"""
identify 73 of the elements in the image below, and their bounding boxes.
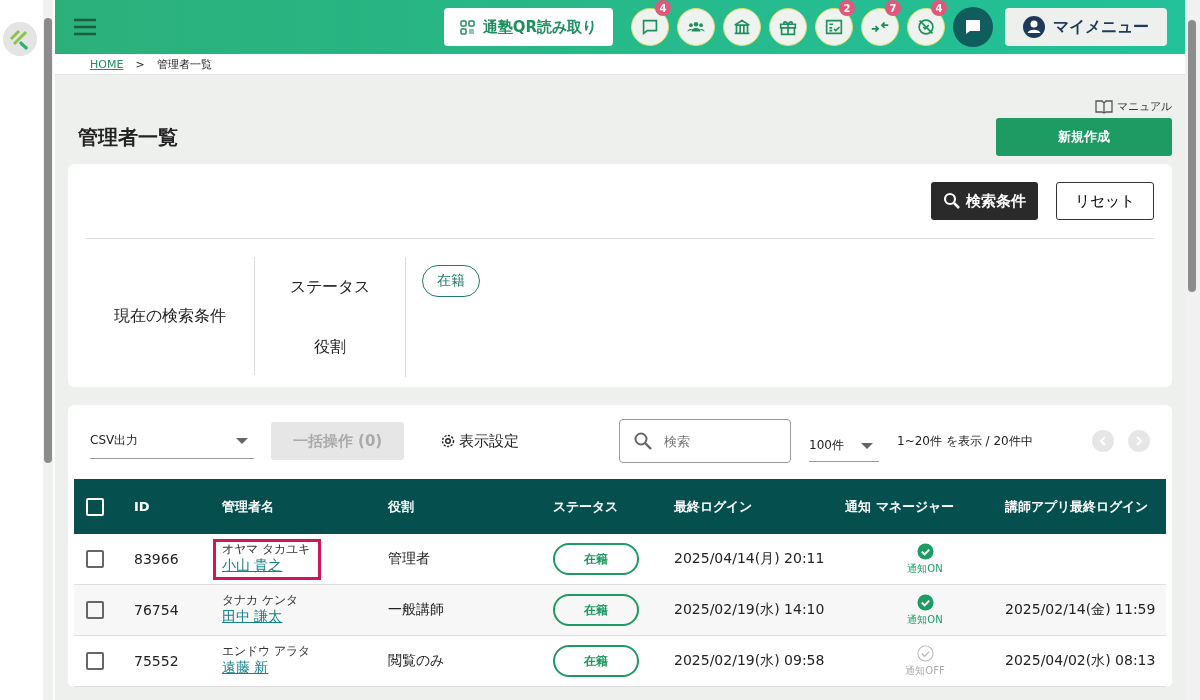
speech-bubble-icon: [963, 17, 983, 37]
column-header: 役割: [388, 498, 414, 514]
last-login-cell: 2025/02/19(水) 09:58: [674, 652, 825, 668]
gear-icon: [440, 433, 456, 449]
search-conditions-button[interactable]: 検索条件: [931, 182, 1038, 220]
csv-export-select[interactable]: CSV出力: [90, 423, 254, 459]
gift-icon-button[interactable]: [769, 8, 807, 46]
notification-badge: 4: [655, 0, 671, 16]
search-icon: [943, 192, 961, 210]
condition-label: 役割: [255, 317, 406, 377]
notification-badge: 4: [931, 0, 947, 16]
name-reading: エンドウ アラタ: [222, 643, 310, 659]
notification-status: 通知OFF: [905, 663, 945, 678]
chevron-left-icon: [1098, 436, 1108, 446]
breadcrumb-separator: >: [135, 57, 145, 71]
scrollbar-thumb[interactable]: [44, 18, 52, 463]
name-reading: オヤマ タカユキ: [222, 541, 310, 557]
building-icon-button[interactable]: [723, 8, 761, 46]
qr-icon: [459, 19, 475, 35]
book-icon: [1095, 99, 1113, 114]
display-settings-button[interactable]: 表示設定: [440, 431, 519, 451]
app-last-login-cell: 2025/02/14(金) 11:59: [1005, 601, 1156, 617]
id-cell: 76754: [134, 602, 179, 618]
page-size-select[interactable]: 100件: [809, 430, 879, 462]
select-all-checkbox[interactable]: [86, 497, 104, 516]
message-button[interactable]: [953, 7, 993, 47]
breadcrumb-home-link[interactable]: HOME: [90, 57, 124, 71]
breadcrumb-current: 管理者一覧: [156, 56, 212, 72]
row-checkbox[interactable]: [86, 652, 104, 670]
column-header: 通知 マネージャー: [845, 498, 954, 514]
menu-icon[interactable]: [73, 18, 97, 36]
reset-button[interactable]: リセット: [1056, 182, 1154, 220]
notification-status: 通知ON: [907, 561, 943, 576]
scrollbar-thumb[interactable]: [1188, 20, 1196, 292]
id-cell: 83966: [134, 551, 179, 567]
current-conditions-label: 現在の検索条件: [86, 257, 255, 375]
search-icon: [633, 431, 653, 451]
column-header: ID: [134, 499, 150, 514]
condition-label: ステータス: [255, 257, 406, 317]
user-icon: [1023, 16, 1045, 38]
qr-scan-button[interactable]: 通塾QR読み取り: [443, 8, 613, 46]
status-pill: 在籍: [553, 543, 639, 575]
create-button[interactable]: 新規作成: [996, 118, 1172, 156]
role-cell: 閲覧のみ: [388, 652, 444, 668]
admin-name-link[interactable]: 田中 謙太: [222, 607, 298, 626]
role-cell: 一般講師: [388, 601, 444, 617]
chevron-right-icon: [1134, 436, 1144, 446]
name-reading: タナカ ケンタ: [222, 592, 298, 608]
manual-link[interactable]: マニュアル: [1117, 99, 1172, 114]
status-pill: 在籍: [553, 645, 639, 677]
notification-status: 通知ON: [907, 612, 943, 627]
result-range-text: 1~20件 を表示 / 20件中: [897, 432, 1033, 450]
notification-badge: 7: [885, 0, 901, 16]
role-cell: 管理者: [388, 550, 430, 566]
page-title: 管理者一覧: [78, 123, 178, 151]
column-header: 管理者名: [222, 498, 274, 514]
blocked-icon: [915, 16, 937, 38]
last-login-cell: 2025/04/14(月) 20:11: [674, 550, 825, 566]
column-header: 最終ログイン: [674, 498, 752, 514]
people-icon-button[interactable]: [677, 8, 715, 46]
last-login-cell: 2025/02/19(水) 14:10: [674, 601, 825, 617]
app-last-login-cell: 2025/04/02(水) 08:13: [1005, 652, 1156, 668]
id-cell: 75552: [134, 653, 179, 669]
my-menu-button[interactable]: マイメニュー: [1005, 8, 1167, 46]
column-header: 講師アプリ最終ログイン: [1005, 498, 1148, 514]
row-checkbox[interactable]: [86, 550, 104, 568]
admin-name-link[interactable]: 遠藤 新: [222, 658, 310, 677]
admin-name-link[interactable]: 小山 貴之: [222, 556, 310, 575]
status-pill: 在籍: [553, 594, 639, 626]
notification-badge: 2: [839, 0, 855, 16]
column-header: ステータス: [553, 498, 618, 514]
row-checkbox[interactable]: [86, 601, 104, 619]
search-field[interactable]: 検索: [619, 419, 791, 463]
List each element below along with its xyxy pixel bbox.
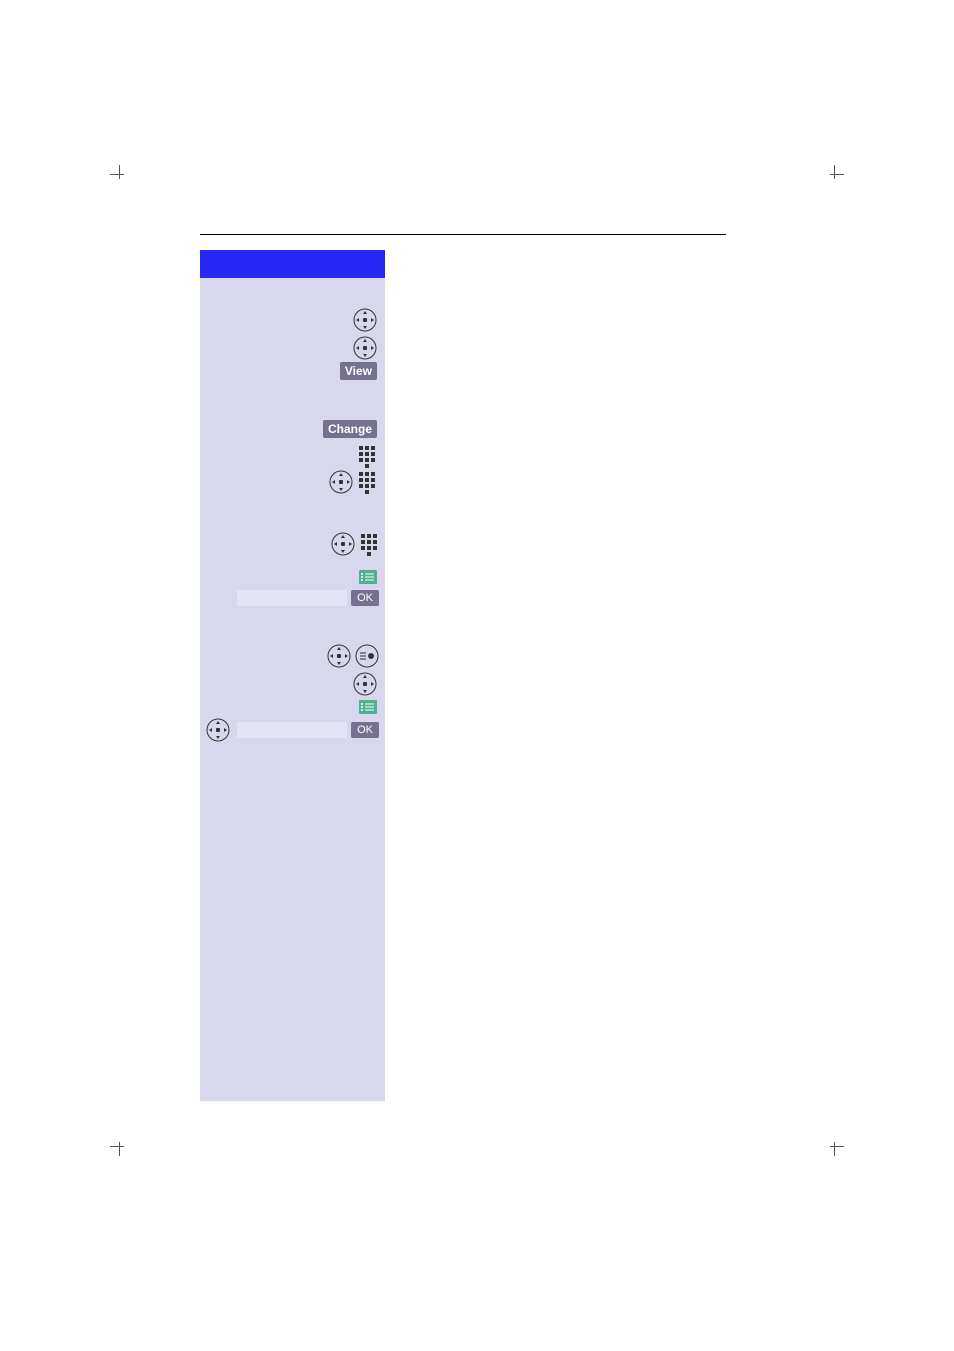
ok-button[interactable]: OK xyxy=(351,722,379,738)
crop-mark-bottom-right xyxy=(824,1136,844,1156)
sidebar-content: View Change xyxy=(200,306,385,1101)
text-input-field[interactable] xyxy=(237,590,347,606)
nav-pad-icon xyxy=(353,672,377,696)
sidebar-blue-header xyxy=(200,250,385,278)
change-softkey[interactable]: Change xyxy=(323,420,377,438)
keypad-icon xyxy=(357,470,377,494)
nav-pad-icon xyxy=(206,718,230,742)
crop-mark-top-left xyxy=(110,165,130,185)
nav-pad-icon xyxy=(353,336,377,360)
nav-pad-icon xyxy=(327,644,351,668)
nav-pad-icon xyxy=(329,470,353,494)
crop-mark-bottom-left xyxy=(110,1136,130,1156)
keypad-icon xyxy=(359,532,379,556)
text-input-field[interactable] xyxy=(237,722,347,738)
crop-mark-top-right xyxy=(824,165,844,185)
softkey-dot-icon xyxy=(355,644,379,668)
view-softkey[interactable]: View xyxy=(340,362,377,380)
sidebar: View Change xyxy=(200,250,385,1101)
page: View Change xyxy=(0,0,954,1351)
keypad-icon xyxy=(357,444,377,468)
horizontal-rule xyxy=(200,234,726,235)
menu-list-icon xyxy=(359,700,377,714)
menu-list-icon xyxy=(359,570,377,584)
nav-pad-icon xyxy=(353,308,377,332)
ok-button[interactable]: OK xyxy=(351,590,379,606)
nav-pad-icon xyxy=(331,532,355,556)
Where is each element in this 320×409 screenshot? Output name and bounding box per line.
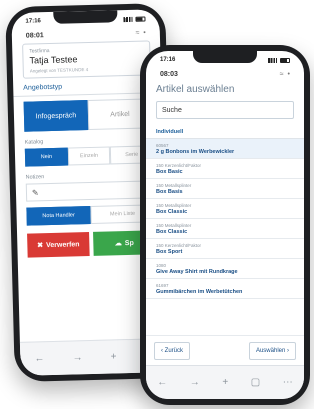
menu-icon[interactable]: •	[288, 71, 290, 78]
wifi-icon: ≈	[135, 29, 140, 37]
back-arrow-icon[interactable]: ←	[157, 377, 167, 388]
discard-button-label: Verwerfen	[45, 240, 80, 249]
customer-field-hint: Angelegt von TESTKUNDE 4	[29, 67, 89, 74]
signal-icon	[123, 16, 133, 22]
notes-field[interactable]: ✎	[25, 180, 155, 202]
signal-icon	[268, 57, 277, 63]
tabs-icon[interactable]: ▢	[251, 377, 260, 388]
plus-icon[interactable]: +	[222, 377, 228, 388]
list-item-code: 60567	[156, 143, 169, 148]
battery-icon	[280, 57, 290, 63]
list-item-code: 150 Kerzenlicht/Faktor	[156, 163, 202, 168]
back-button[interactable]: ‹ Zurück	[154, 341, 191, 360]
list-item[interactable]: 61697 Gummibärchen im Werbetütchen	[146, 279, 304, 299]
select-button-label: Auswählen	[255, 347, 286, 354]
pencil-icon: ✎	[31, 187, 39, 198]
back-button-label: Zurück	[164, 347, 184, 354]
status-time: 17:16	[160, 57, 176, 63]
list-item[interactable]: 150 Metallsplinter Box Classic	[146, 219, 304, 239]
save-button-label: Sp	[124, 239, 134, 247]
header-time: 08:01	[25, 32, 44, 40]
mode-segment: Nota Handler Mein Liste	[26, 204, 155, 226]
customer-field-value: Tatja Testee	[29, 54, 78, 66]
list-item[interactable]: 1080 Give Away Shirt mit Rundkrage	[146, 259, 304, 279]
katalog-option-einzeln[interactable]: Einzeln	[67, 146, 111, 166]
back-arrow-icon[interactable]: ←	[34, 353, 44, 364]
front-phone: 17:16 08:03 ≈ • Artikel auswählen Suche …	[140, 45, 310, 405]
more-icon[interactable]: ⋯	[283, 377, 293, 388]
list-item[interactable]: 150 Metallsplinter Box Basis	[146, 179, 304, 199]
app-header: 08:03 ≈ •	[146, 69, 304, 82]
stage: 17:16 08:01 ≈ • Testfirma Tatja Testee A…	[0, 0, 314, 409]
katalog-option-nein[interactable]: Nein	[24, 147, 68, 167]
menu-icon[interactable]: •	[143, 29, 146, 36]
katalog-segment: Nein Einzeln Serie	[24, 145, 154, 167]
list-item-name: Box Classic	[156, 229, 188, 235]
header-time: 08:03	[160, 71, 178, 78]
list-item-name: Box Classic	[156, 209, 188, 215]
list-item-code: 150 Metallsplinter	[156, 203, 192, 208]
list-item-name: Give Away Shirt mit Rundkrage	[156, 269, 238, 275]
list-item-code: 150 Metallsplinter	[156, 223, 192, 228]
plus-icon[interactable]: +	[111, 351, 117, 362]
cloud-upload-icon: ☁	[114, 240, 122, 248]
list-item-name: Box Basis	[156, 189, 183, 195]
battery-icon	[135, 15, 146, 22]
chevron-right-icon: ›	[285, 347, 289, 354]
front-phone-screen: 17:16 08:03 ≈ • Artikel auswählen Suche …	[146, 51, 304, 399]
list-item[interactable]: 150 Kerzenlicht/Faktor Box Sport	[146, 239, 304, 259]
list-item-name: Box Basic	[156, 169, 183, 175]
search-input[interactable]: Suche	[156, 101, 294, 119]
list-item[interactable]: 60567 2 g Bonbons im Werbewickler	[146, 139, 304, 159]
list-item-code: 61697	[156, 283, 169, 288]
article-list: 60567 2 g Bonbons im Werbewickler 150 Kerz…	[146, 139, 304, 299]
phone-notch	[193, 51, 257, 63]
list-item-name: Box Sport	[156, 249, 183, 255]
mode-option-handler[interactable]: Nota Handler	[26, 205, 91, 226]
wifi-icon: ≈	[279, 71, 284, 78]
list-item-code: 150 Metallsplinter	[156, 183, 192, 188]
list-item-code: 1080	[156, 263, 167, 268]
list-item-code: 150 Kerzenlicht/Faktor	[156, 243, 202, 248]
nav-buttons: ‹ Zurück Auswählen ›	[146, 335, 304, 365]
customer-field[interactable]: Testfirma Tatja Testee Angelegt von TEST…	[22, 40, 151, 79]
browser-toolbar: ← → + ▢ ⋯	[146, 365, 304, 399]
page-title: Artikel auswählen	[156, 84, 235, 95]
list-item[interactable]: 150 Metallsplinter Box Classic	[146, 199, 304, 219]
forward-arrow-icon[interactable]: →	[72, 352, 82, 363]
discard-button[interactable]: ✖ Verwerfen	[27, 232, 90, 258]
select-button[interactable]: Auswählen ›	[248, 341, 296, 360]
list-item[interactable]: 150 Kerzenlicht/Faktor Box Basic	[146, 159, 304, 179]
status-time: 17:16	[25, 18, 41, 25]
action-buttons: ✖ Verwerfen ☁ Sp	[27, 230, 156, 258]
offer-type-infogespraech[interactable]: Infogespräch	[23, 100, 89, 132]
phone-notch	[53, 10, 118, 24]
list-header: Individuell	[146, 119, 304, 139]
list-item-name: Gummibärchen im Werbetütchen	[156, 289, 243, 295]
forward-arrow-icon[interactable]: →	[190, 377, 200, 388]
close-icon: ✖	[37, 242, 44, 250]
offer-type-segment: Infogespräch Artikel	[23, 98, 153, 132]
list-item-name: 2 g Bonbons im Werbewickler	[156, 149, 235, 155]
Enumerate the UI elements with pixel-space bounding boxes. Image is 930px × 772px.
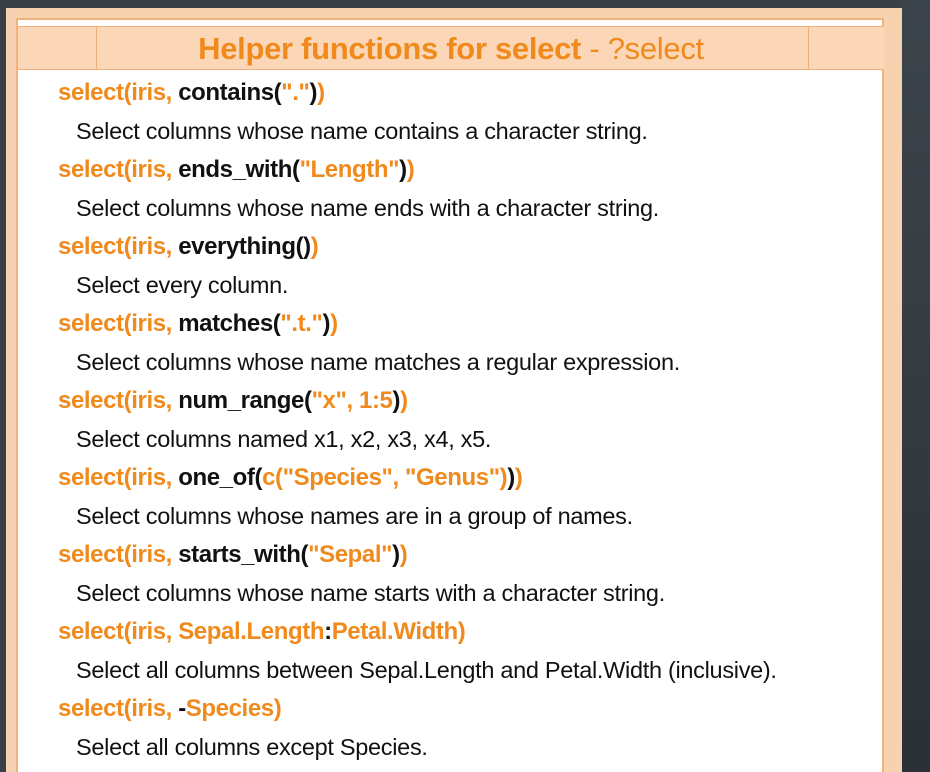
page-title: Helper functions for select - ?select — [198, 30, 704, 68]
title-bar: Helper functions for select - ?select — [18, 26, 884, 70]
code-token: ) — [399, 541, 408, 568]
code-token: select(iris, — [58, 464, 179, 491]
list-item: select(iris, one_of(c("Species", "Genus"… — [58, 459, 878, 536]
code-description: Select columns whose name ends with a ch… — [76, 195, 660, 221]
code-example: select(iris, everything()) — [58, 228, 878, 266]
title-bar-divider — [96, 27, 97, 69]
title-sub: - ?select — [581, 31, 704, 66]
code-token: everything() — [178, 233, 311, 260]
code-token: matches( — [178, 310, 281, 337]
code-description: Select columns whose name contains a cha… — [76, 118, 648, 144]
list-item: select(iris, num_range("x", 1:5)) Select … — [58, 382, 878, 459]
code-token: ) — [309, 79, 318, 106]
code-token: select(iris, — [58, 233, 179, 260]
list-item: select(iris, ends_with("Length")) Select … — [58, 151, 878, 228]
title-main: Helper functions for select — [198, 31, 582, 66]
code-description: Select columns whose names are in a grou… — [76, 503, 633, 529]
code-token: ".t." — [280, 310, 323, 337]
code-description: Select every column. — [76, 272, 289, 298]
code-example: select(iris, one_of(c("Species", "Genus"… — [58, 459, 878, 497]
code-example: select(iris, contains(".")) — [58, 74, 878, 112]
code-token: ) — [317, 79, 325, 106]
code-token: Sepal.Length — [178, 618, 325, 645]
code-token: ) — [514, 464, 523, 491]
code-token: "Length" — [299, 156, 400, 183]
code-token: ) — [399, 156, 407, 183]
code-token: select(iris, — [58, 387, 179, 414]
list-item: select(iris, -Species) Select all columns… — [58, 690, 878, 767]
code-token: "." — [281, 79, 310, 106]
code-token: select(iris, — [58, 310, 179, 337]
list-item: select(iris, everything()) Select every c… — [58, 228, 878, 305]
code-example: select(iris, num_range("x", 1:5)) — [58, 382, 878, 420]
code-token: select(iris, — [58, 79, 179, 106]
code-token: : — [324, 618, 332, 645]
code-token: contains( — [178, 79, 282, 106]
code-token: ) — [507, 464, 515, 491]
code-token: ) — [406, 156, 415, 183]
code-token: ) — [392, 541, 400, 568]
code-token: num_range( — [178, 387, 312, 414]
list-item: select(iris, contains(".")) Select column… — [58, 74, 878, 151]
code-token: ) — [392, 387, 401, 414]
code-token: select(iris, — [58, 695, 179, 722]
video-background-right — [900, 0, 930, 772]
code-description: Select columns whose name matches a regu… — [76, 349, 680, 375]
code-example: select(iris, starts_with("Sepal")) — [58, 536, 878, 574]
code-token: - — [178, 695, 186, 722]
code-token: ) — [330, 310, 338, 337]
code-token: Petal.Width — [331, 618, 458, 645]
title-bar-divider — [808, 27, 809, 69]
list-item: select(iris, matches(".t.")) Select colum… — [58, 305, 878, 382]
code-example: select(iris, -Species) — [58, 690, 878, 728]
code-token: starts_with( — [178, 541, 309, 568]
code-description: Select all columns between Sepal.Length … — [76, 657, 777, 683]
helper-function-list: select(iris, contains(".")) Select column… — [58, 74, 878, 767]
code-token: ) — [310, 233, 319, 260]
code-token: ) — [273, 695, 282, 722]
code-token: Species — [185, 695, 274, 722]
code-token: ends_with( — [178, 156, 300, 183]
code-token: "x", 1:5 — [311, 387, 393, 414]
code-description: Select columns named x1, x2, x3, x4, x5. — [76, 426, 492, 452]
code-example: select(iris, Sepal.Length:Petal.Width) — [58, 613, 878, 651]
code-description: Select all columns except Species. — [76, 734, 428, 760]
code-example: select(iris, ends_with("Length")) — [58, 151, 878, 189]
list-item: select(iris, starts_with("Sepal")) Select… — [58, 536, 878, 613]
code-token: ) — [322, 310, 331, 337]
code-token: one_of( — [178, 464, 263, 491]
code-example: select(iris, matches(".t.")) — [58, 305, 878, 343]
code-token: ) — [400, 387, 408, 414]
code-token: select(iris, — [58, 156, 179, 183]
code-token: select(iris, — [58, 541, 179, 568]
video-background-top — [0, 0, 930, 8]
code-token: ) — [457, 618, 466, 645]
code-token: "Sepal" — [308, 541, 393, 568]
list-item: select(iris, Sepal.Length:Petal.Width) Se… — [58, 613, 878, 690]
code-token: c("Species", "Genus") — [262, 464, 508, 491]
code-description: Select columns whose name starts with a … — [76, 580, 665, 606]
code-token: select(iris, — [58, 618, 179, 645]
"""
Aggiorna le voci comprese tra la riga che contiene "71, 290, 78]" e quella che contiene "16, 133, 22]", entrambe incluse, sostituendo "signal-icon" con "network-icon" e lasciando invariato tutto il resto. Riporta solo queste righe.

menu-icon[interactable]: •	[288, 71, 290, 78]
wifi-icon: ≈	[135, 29, 140, 37]
back-arrow-icon[interactable]: ←	[157, 377, 167, 388]
discard-button-label: Verwerfen	[45, 240, 80, 249]
customer-field-hint: Angelegt von TESTKUNDE 4	[29, 67, 89, 74]
network-icon	[123, 16, 133, 22]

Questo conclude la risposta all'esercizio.